### Texto do exercício
● ● ●

O Partido Liberal (PL), sigla do ex-presidente Jair Bolsonaro, tem enfrentado uma redução significativa em sua bancada na Câmara dos Deputados. Iniciando a legislatura de 2023 com 99 parlamentares, o partido já perdeu 13 cadeiras, resultado de expulsões, decisões judiciais e migrações partidárias.
Só na última semana, o PL registrou a saída de três deputados. As deputadas Silvia Waiãpi e Sonize Barbosa, ambas do Amapá, tiveram seus mandatos cassados após cumprimento de decisão do Supremo Tribunal Federal (STF) sobre regras das sobras eleitorais. Além disso, o deputado Antônio Carlos Rodrigues foi expulso do partido por criticar Donald Trump e elogiar o ministro Alexandre de Moraes.

● ● ●

### Trecho de dados

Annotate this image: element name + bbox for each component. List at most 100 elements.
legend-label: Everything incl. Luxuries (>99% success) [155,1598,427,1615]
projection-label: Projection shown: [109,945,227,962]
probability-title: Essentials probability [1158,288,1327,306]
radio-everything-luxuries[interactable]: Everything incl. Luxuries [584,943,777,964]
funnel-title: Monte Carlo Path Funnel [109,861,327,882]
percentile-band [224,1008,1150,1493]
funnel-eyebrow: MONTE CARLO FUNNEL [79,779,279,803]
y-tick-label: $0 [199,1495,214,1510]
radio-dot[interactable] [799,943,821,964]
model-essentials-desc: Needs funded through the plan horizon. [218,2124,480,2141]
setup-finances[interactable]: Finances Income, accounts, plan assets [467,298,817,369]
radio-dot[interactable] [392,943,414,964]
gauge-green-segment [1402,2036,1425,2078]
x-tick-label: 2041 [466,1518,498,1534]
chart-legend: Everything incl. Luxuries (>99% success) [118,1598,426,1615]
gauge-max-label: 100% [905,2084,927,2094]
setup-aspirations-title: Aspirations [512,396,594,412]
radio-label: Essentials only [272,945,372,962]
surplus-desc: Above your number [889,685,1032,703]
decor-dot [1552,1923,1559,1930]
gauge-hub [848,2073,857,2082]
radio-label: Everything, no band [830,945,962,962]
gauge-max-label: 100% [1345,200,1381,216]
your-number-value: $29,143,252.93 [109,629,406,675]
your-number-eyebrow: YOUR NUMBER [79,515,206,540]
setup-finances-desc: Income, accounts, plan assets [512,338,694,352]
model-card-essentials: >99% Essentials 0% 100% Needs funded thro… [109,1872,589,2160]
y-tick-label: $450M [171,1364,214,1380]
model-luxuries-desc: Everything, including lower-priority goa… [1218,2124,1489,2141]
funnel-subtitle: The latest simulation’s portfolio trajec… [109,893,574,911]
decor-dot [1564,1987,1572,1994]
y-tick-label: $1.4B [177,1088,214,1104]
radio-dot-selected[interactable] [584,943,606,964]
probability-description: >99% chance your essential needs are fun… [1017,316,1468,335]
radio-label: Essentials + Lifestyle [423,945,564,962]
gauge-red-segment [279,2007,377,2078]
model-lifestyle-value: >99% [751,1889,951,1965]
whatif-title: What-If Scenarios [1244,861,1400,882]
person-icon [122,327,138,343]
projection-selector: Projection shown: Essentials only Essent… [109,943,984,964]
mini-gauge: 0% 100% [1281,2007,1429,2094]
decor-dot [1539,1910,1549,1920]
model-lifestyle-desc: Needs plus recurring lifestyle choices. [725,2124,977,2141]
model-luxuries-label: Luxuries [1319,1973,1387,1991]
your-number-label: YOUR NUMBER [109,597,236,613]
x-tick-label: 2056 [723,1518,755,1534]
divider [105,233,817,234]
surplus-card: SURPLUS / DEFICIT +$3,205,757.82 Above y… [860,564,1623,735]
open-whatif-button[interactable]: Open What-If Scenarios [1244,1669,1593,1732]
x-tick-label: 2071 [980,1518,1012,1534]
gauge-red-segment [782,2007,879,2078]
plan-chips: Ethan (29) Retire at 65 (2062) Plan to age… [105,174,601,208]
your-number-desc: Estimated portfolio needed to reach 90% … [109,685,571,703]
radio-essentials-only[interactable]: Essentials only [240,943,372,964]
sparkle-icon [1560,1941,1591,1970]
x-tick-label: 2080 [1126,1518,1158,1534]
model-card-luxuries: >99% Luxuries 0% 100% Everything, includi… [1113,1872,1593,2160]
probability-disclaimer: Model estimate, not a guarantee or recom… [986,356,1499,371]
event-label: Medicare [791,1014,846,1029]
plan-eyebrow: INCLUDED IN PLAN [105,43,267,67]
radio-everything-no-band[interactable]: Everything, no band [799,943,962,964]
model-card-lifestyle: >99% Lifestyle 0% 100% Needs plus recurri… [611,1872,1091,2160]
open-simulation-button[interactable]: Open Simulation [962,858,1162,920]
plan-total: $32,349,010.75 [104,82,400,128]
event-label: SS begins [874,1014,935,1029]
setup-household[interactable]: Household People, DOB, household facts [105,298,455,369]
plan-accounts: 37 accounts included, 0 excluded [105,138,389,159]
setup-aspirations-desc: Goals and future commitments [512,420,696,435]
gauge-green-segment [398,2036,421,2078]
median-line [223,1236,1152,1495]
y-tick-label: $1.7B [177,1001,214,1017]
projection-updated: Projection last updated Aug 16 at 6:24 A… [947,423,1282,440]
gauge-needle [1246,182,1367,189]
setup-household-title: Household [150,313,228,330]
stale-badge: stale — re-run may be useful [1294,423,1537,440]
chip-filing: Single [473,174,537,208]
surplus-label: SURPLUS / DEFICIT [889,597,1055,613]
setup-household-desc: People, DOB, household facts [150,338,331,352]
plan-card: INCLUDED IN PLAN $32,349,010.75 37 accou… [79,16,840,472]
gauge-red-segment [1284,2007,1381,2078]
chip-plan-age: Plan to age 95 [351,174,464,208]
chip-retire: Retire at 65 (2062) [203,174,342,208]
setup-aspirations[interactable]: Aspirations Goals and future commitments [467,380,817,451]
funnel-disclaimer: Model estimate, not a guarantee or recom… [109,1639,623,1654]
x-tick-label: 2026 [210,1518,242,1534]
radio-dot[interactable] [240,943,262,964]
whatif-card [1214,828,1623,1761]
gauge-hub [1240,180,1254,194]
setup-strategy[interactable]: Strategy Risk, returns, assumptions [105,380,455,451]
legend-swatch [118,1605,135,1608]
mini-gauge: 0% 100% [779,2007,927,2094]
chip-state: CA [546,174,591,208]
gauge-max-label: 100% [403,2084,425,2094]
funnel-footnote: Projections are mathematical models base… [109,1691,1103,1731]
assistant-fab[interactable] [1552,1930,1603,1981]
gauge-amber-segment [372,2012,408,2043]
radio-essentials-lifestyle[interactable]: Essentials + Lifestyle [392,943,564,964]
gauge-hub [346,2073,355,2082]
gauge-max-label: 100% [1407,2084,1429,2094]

● ● ●

### Tarefa
Transcreva do texto sobre a bancada do PL o trecho que vai de "Só na última" até "Alexandre de Moraes.", sem mudar nada. Esse material é à parte e não tem ligação com o texto.

### Resposta escrita
Só na última semana, o PL registrou a saída de três deputados. As deputadas Silvia Waiãpi e Sonize Barbosa, ambas do Amapá, tiveram seus mandatos cassados após cumprimento de decisão do Supremo Tribunal Federal (STF) sobre regras das sobras eleitorais. Além disso, o deputado Antônio Carlos Rodrigues foi expulso do partido por criticar Donald Trump e elogiar o ministro Alexandre de Moraes.